Retype the listing below verbatim, line for line, keeping every word, number, and punctuation mark unchanged.
▼
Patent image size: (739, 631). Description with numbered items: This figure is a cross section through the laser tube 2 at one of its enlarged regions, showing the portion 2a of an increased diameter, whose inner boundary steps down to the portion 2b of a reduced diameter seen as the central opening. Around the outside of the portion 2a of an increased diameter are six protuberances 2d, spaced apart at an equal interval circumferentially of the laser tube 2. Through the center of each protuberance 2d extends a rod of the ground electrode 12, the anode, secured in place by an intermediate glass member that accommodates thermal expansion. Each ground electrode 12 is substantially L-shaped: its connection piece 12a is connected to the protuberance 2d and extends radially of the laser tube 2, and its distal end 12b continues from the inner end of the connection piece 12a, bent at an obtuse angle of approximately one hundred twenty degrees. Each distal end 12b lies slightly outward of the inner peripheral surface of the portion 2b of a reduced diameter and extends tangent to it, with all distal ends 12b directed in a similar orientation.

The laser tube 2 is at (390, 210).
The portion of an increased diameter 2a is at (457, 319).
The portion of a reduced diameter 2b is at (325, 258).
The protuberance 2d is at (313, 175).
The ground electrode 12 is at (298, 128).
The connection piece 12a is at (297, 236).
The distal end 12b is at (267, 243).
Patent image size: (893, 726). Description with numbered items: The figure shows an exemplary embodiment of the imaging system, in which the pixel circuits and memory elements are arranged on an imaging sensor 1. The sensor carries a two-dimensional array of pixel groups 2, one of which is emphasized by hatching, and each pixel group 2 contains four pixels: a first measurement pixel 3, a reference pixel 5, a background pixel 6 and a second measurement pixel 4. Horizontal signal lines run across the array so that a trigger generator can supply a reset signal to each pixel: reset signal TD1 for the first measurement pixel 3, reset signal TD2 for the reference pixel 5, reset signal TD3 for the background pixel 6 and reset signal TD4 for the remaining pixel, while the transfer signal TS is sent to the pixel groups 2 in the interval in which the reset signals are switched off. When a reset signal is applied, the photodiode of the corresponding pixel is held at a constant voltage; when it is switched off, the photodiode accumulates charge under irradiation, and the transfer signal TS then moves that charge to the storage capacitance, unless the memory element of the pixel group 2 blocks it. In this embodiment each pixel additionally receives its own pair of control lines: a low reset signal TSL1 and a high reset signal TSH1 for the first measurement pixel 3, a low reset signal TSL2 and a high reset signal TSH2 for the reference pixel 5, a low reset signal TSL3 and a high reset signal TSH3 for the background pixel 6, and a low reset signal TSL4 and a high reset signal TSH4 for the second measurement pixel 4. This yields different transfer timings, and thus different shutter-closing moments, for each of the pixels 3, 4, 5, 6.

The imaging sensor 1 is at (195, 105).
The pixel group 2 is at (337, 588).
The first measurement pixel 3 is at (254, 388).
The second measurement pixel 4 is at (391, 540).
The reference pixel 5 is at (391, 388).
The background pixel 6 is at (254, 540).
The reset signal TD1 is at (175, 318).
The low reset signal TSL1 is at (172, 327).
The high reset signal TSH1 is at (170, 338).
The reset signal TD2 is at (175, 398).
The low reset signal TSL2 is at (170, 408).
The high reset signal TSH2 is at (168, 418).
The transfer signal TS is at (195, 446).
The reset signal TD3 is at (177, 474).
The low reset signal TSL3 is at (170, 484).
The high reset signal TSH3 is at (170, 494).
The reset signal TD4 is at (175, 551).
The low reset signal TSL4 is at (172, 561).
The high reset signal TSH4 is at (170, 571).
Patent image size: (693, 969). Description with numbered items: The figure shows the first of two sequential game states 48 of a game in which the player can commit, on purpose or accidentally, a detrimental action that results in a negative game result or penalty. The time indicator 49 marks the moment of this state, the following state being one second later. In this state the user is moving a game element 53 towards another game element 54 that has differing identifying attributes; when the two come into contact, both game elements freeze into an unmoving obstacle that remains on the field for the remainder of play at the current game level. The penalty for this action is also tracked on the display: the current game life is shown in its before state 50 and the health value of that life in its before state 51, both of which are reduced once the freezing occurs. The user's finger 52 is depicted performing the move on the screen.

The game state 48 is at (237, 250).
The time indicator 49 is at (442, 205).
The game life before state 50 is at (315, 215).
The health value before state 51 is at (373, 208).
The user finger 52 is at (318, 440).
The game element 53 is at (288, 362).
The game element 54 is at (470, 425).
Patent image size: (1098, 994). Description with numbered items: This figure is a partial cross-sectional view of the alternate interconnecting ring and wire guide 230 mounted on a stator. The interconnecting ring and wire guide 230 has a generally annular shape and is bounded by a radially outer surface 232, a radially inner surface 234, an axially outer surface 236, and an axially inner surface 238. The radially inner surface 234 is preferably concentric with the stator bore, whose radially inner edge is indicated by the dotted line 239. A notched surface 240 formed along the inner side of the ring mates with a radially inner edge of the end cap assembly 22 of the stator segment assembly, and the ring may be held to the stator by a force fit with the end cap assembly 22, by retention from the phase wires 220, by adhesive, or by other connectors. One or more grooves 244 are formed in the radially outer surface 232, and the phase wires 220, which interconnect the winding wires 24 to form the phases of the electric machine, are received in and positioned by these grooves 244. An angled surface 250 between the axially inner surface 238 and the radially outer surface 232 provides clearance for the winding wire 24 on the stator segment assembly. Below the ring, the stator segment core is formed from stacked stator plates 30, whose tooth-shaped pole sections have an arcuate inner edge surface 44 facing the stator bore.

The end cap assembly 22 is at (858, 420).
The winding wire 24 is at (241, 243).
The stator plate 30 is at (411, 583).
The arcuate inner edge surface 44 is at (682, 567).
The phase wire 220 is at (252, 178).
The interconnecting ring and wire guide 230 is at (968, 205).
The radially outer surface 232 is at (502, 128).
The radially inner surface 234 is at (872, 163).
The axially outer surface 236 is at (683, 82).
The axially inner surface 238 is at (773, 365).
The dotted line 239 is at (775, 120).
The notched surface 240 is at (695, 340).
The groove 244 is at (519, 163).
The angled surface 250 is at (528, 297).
▲
## Task response
Patent image size: (739, 631). Description with numbered items: This figure is a cross section through the laser tube 2 at one of its enlarged regions, showing the portion 2a of an increased diameter, whose inner boundary steps down to the portion 2b of a reduced diameter seen as the central opening. Around the outside of the portion 2a of an increased diameter are six protuberances 2d, spaced apart at an equal interval circumferentially of the laser tube 2. Through the center of each protuberance 2d extends a rod of the ground electrode 12, the anode, secured in place by an intermediate glass member that accommodates thermal expansion. Each ground electrode 12 is substantially L-shaped: its connection piece 12a is connected to the protuberance 2d and extends radially of the laser tube 2, and its distal end 12b continues from the inner end of the connection piece 12a, bent at an obtuse angle of approximately one hundred twenty degrees. Each distal end 12b lies slightly outward of the inner peripheral surface of the portion 2b of a reduced diameter and extends tangent to it, with all distal ends 12b directed in a similar orientation.

The laser tube 2 is at (390, 210).
The portion of an increased diameter 2a is at (457, 319).
The portion of a reduced diameter 2b is at (325, 258).
The protuberance 2d is at (313, 175).
The ground electrode 12 is at (298, 128).
The connection piece 12a is at (297, 236).
The distal end 12b is at (267, 243).
Patent image size: (893, 726). Description with numbered items: The figure shows an exemplary embodiment of the imaging system, in which the pixel circuits and memory elements are arranged on an imaging sensor 1. The sensor carries a two-dimensional array of pixel groups 2, one of which is emphasized by hatching, and each pixel group 2 contains four pixels: a first measurement pixel 3, a reference pixel 5, a background pixel 6 and a second measurement pixel 4. Horizontal signal lines run across the array so that a trigger generator can supply a reset signal to each pixel: reset signal TD1 for the first measurement pixel 3, reset signal TD2 for the reference pixel 5, reset signal TD3 for the background pixel 6 and reset signal TD4 for the remaining pixel, while the transfer signal TS is sent to the pixel groups 2 in the interval in which the reset signals are switched off. When a reset signal is applied, the photodiode of the corresponding pixel is held at a constant voltage; when it is switched off, the photodiode accumulates charge under irradiation, and the transfer signal TS then moves that charge to the storage capacitance, unless the memory element of the pixel group 2 blocks it. In this embodiment each pixel additionally receives its own pair of control lines: a low reset signal TSL1 and a high reset signal TSH1 for the first measurement pixel 3, a low reset signal TSL2 and a high reset signal TSH2 for the reference pixel 5, a low reset signal TSL3 and a high reset signal TSH3 for the background pixel 6, and a low reset signal TSL4 and a high reset signal TSH4 for the second measurement pixel 4. This yields different transfer timings, and thus different shutter-closing moments, for each of the pixels 3, 4, 5, 6.

The imaging sensor 1 is at (195, 105).
The pixel group 2 is at (337, 588).
The first measurement pixel 3 is at (254, 388).
The second measurement pixel 4 is at (391, 540).
The reference pixel 5 is at (391, 388).
The background pixel 6 is at (254, 540).
The reset signal TD1 is at (175, 318).
The low reset signal TSL1 is at (172, 327).
The high reset signal TSH1 is at (170, 338).
The reset signal TD2 is at (175, 398).
The low reset signal TSL2 is at (170, 408).
The high reset signal TSH2 is at (168, 418).
The transfer signal TS is at (195, 446).
The reset signal TD3 is at (177, 474).
The low reset signal TSL3 is at (170, 484).
The high reset signal TSH3 is at (170, 494).
The reset signal TD4 is at (175, 551).
The low reset signal TSL4 is at (172, 561).
The high reset signal TSH4 is at (170, 571).
Patent image size: (693, 969). Description with numbered items: The figure shows the first of two sequential game states 48 of a game in which the player can commit, on purpose or accidentally, a detrimental action that results in a negative game result or penalty. The time indicator 49 marks the moment of this state, the following state being one second later. In this state the user is moving a game element 53 towards another game element 54 that has differing identifying attributes; when the two come into contact, both game elements freeze into an unmoving obstacle that remains on the field for the remainder of play at the current game level. The penalty for this action is also tracked on the display: the current game life is shown in its before state 50 and the health value of that life in its before state 51, both of which are reduced once the freezing occurs. The user's finger 52 is depicted performing the move on the screen.

The game state 48 is at (237, 250).
The time indicator 49 is at (442, 205).
The game life before state 50 is at (315, 215).
The health value before state 51 is at (373, 208).
The user finger 52 is at (318, 440).
The game element 53 is at (288, 362).
The game element 54 is at (470, 425).
Patent image size: (1098, 994). Description with numbered items: This figure is a partial cross-sectional view of the alternate interconnecting ring and wire guide 230 mounted on a stator. The interconnecting ring and wire guide 230 has a generally annular shape and is bounded by a radially outer surface 232, a radially inner surface 234, an axially outer surface 236, and an axially inner surface 238. The radially inner surface 234 is preferably concentric with the stator bore, whose radially inner edge is indicated by the dotted line 239. A notched surface 240 formed along the inner side of the ring mates with a radially inner edge of the end cap assembly 22 of the stator segment assembly, and the ring may be held to the stator by a force fit with the end cap assembly 22, by retention from the phase wires 220, by adhesive, or by other connectors. One or more grooves 244 are formed in the radially outer surface 232, and the phase wires 220, which interconnect the winding wires 24 to form the phases of the electric machine, are received in and positioned by these grooves 244. An angled surface 250 between the axially inner surface 238 and the radially outer surface 232 provides clearance for the winding wire 24 on the stator segment assembly. Below the ring, the stator segment core is formed from stacked stator plates 30, whose tooth-shaped pole sections have an arcuate inner edge surface 44 facing the stator bore.

The end cap assembly 22 is at (858, 420).
The winding wire 24 is at (241, 243).
The stator plate 30 is at (411, 583).
The arcuate inner edge surface 44 is at (682, 567).
The phase wire 220 is at (252, 178).
The interconnecting ring and wire guide 230 is at (968, 205).
The radially outer surface 232 is at (502, 128).
The radially inner surface 234 is at (872, 163).
The axially outer surface 236 is at (683, 82).
The axially inner surface 238 is at (773, 365).
The dotted line 239 is at (775, 120).
The notched surface 240 is at (695, 340).
The groove 244 is at (519, 163).
The angled surface 250 is at (528, 297).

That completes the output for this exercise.